*WHAT TO PRODUCE*: Identify the lines that include the word "Жупар", then copy all of them.

*GIVEN ENTRIES*:
=-=-=
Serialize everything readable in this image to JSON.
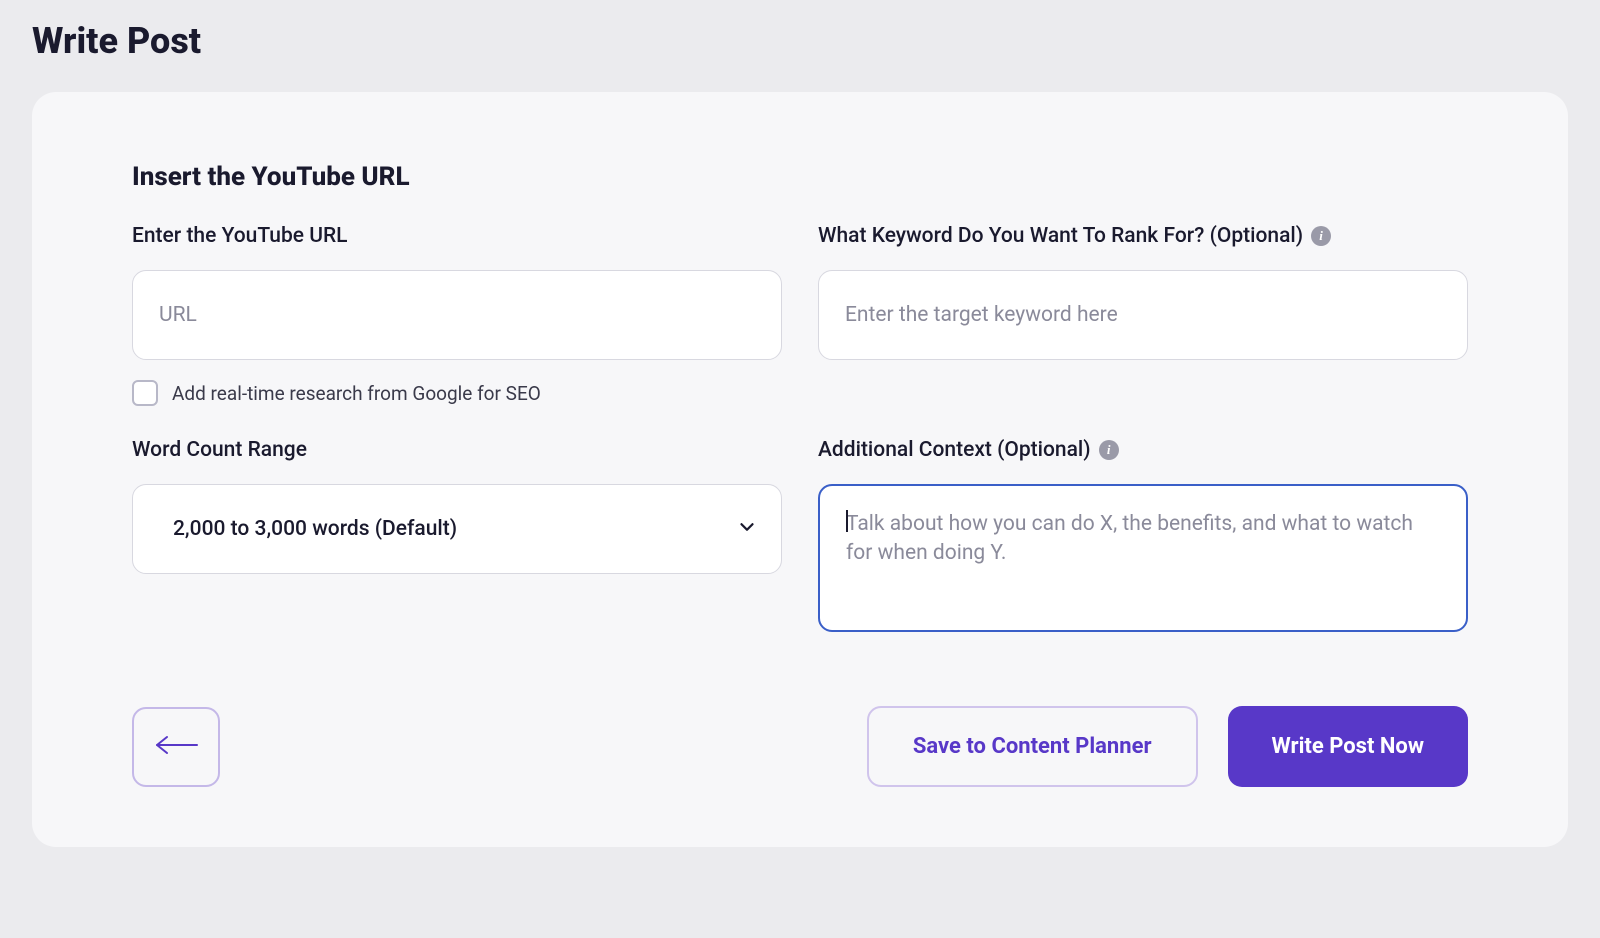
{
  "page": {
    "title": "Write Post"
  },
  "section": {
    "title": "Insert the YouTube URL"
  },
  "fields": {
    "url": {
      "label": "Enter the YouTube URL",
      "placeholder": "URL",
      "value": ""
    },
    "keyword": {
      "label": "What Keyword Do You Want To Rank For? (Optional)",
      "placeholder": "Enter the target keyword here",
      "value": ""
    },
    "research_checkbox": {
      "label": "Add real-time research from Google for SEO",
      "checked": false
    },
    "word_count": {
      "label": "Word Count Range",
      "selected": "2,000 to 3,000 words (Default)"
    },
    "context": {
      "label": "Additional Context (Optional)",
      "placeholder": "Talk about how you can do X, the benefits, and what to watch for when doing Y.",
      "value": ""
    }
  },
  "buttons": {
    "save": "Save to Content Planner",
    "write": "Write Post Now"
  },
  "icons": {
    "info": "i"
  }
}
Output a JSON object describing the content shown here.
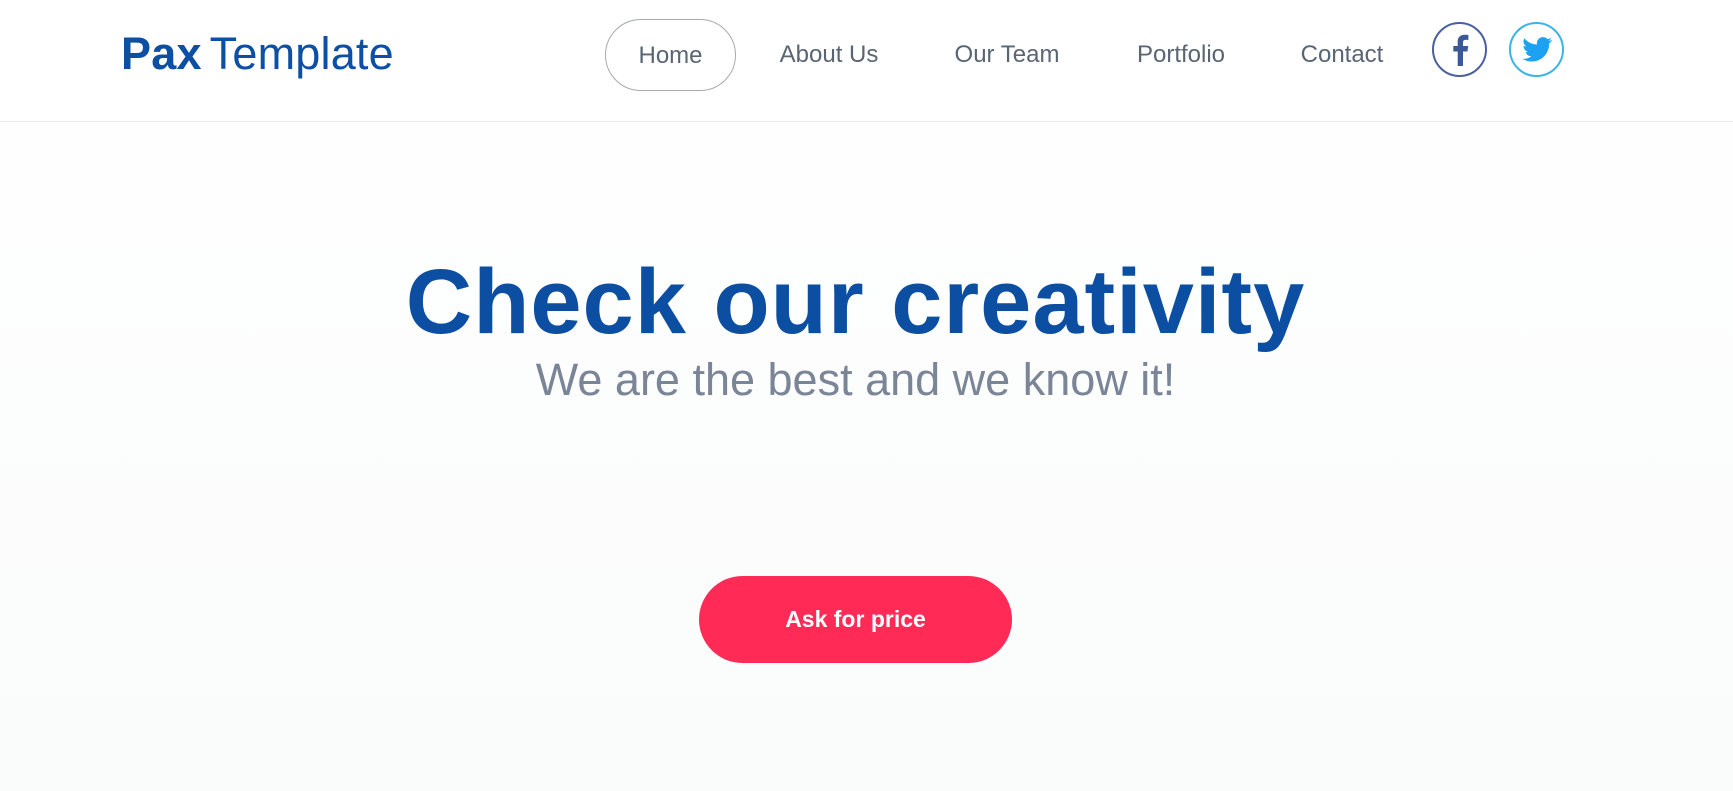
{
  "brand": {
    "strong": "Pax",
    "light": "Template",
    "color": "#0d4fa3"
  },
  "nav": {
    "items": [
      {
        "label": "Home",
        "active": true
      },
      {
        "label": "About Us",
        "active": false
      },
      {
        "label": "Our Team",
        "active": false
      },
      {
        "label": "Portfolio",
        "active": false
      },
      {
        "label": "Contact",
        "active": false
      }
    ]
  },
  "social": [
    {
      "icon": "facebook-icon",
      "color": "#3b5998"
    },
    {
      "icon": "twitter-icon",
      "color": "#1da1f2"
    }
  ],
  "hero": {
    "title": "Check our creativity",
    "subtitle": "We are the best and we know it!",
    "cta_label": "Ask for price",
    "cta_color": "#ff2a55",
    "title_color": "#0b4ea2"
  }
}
=-=-=
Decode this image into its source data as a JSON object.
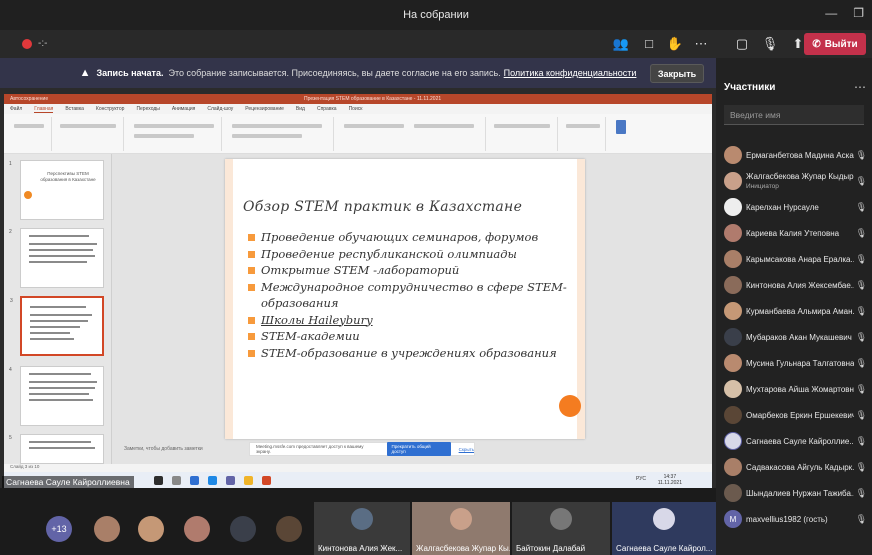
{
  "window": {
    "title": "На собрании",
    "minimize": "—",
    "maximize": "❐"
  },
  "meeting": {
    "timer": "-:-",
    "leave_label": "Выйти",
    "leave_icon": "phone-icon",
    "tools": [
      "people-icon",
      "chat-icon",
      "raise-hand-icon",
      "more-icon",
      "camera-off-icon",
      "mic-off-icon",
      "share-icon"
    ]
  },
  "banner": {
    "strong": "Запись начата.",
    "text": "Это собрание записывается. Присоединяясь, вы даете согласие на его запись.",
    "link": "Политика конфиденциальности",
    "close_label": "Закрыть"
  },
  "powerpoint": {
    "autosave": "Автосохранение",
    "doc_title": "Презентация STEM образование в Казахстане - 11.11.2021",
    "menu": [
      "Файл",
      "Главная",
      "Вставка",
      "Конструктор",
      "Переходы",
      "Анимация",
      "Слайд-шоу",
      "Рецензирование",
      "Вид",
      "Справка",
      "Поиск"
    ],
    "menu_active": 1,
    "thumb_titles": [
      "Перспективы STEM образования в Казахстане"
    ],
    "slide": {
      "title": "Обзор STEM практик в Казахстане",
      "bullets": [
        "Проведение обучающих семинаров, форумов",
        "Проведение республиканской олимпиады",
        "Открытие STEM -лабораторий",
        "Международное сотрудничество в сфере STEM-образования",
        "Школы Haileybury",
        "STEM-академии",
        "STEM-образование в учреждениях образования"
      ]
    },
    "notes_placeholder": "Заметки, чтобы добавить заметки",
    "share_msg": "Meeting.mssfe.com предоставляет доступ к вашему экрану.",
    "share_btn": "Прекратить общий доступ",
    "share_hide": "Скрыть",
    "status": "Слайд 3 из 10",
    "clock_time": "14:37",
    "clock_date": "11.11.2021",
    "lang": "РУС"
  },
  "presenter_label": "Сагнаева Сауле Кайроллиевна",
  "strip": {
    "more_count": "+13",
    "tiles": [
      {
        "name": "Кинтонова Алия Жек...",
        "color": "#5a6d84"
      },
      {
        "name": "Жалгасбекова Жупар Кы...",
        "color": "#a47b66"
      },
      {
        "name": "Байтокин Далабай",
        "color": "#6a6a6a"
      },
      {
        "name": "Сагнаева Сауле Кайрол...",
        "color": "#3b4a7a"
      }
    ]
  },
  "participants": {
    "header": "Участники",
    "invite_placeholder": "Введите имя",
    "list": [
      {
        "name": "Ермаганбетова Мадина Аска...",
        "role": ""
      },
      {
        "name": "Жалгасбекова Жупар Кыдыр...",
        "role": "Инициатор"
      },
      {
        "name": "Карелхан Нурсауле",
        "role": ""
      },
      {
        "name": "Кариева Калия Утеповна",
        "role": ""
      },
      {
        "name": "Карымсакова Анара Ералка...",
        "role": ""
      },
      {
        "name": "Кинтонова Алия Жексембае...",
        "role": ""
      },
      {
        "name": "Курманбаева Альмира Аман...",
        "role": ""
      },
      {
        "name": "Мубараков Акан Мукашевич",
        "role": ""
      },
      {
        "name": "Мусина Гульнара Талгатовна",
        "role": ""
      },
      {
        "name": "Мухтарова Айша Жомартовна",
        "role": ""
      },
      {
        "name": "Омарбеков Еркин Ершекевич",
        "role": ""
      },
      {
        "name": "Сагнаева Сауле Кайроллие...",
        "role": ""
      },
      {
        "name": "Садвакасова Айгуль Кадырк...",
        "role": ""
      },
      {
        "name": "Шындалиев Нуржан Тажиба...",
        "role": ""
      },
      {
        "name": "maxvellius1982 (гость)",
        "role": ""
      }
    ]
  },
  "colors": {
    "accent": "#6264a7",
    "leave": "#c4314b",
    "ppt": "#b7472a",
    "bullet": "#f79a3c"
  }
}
=-=-=
*COMPLETED TASK*:
        "name": "Жалгасбекова Жупар Кы...",
        "name": "Жалгасбекова Жупар Кыдыр...",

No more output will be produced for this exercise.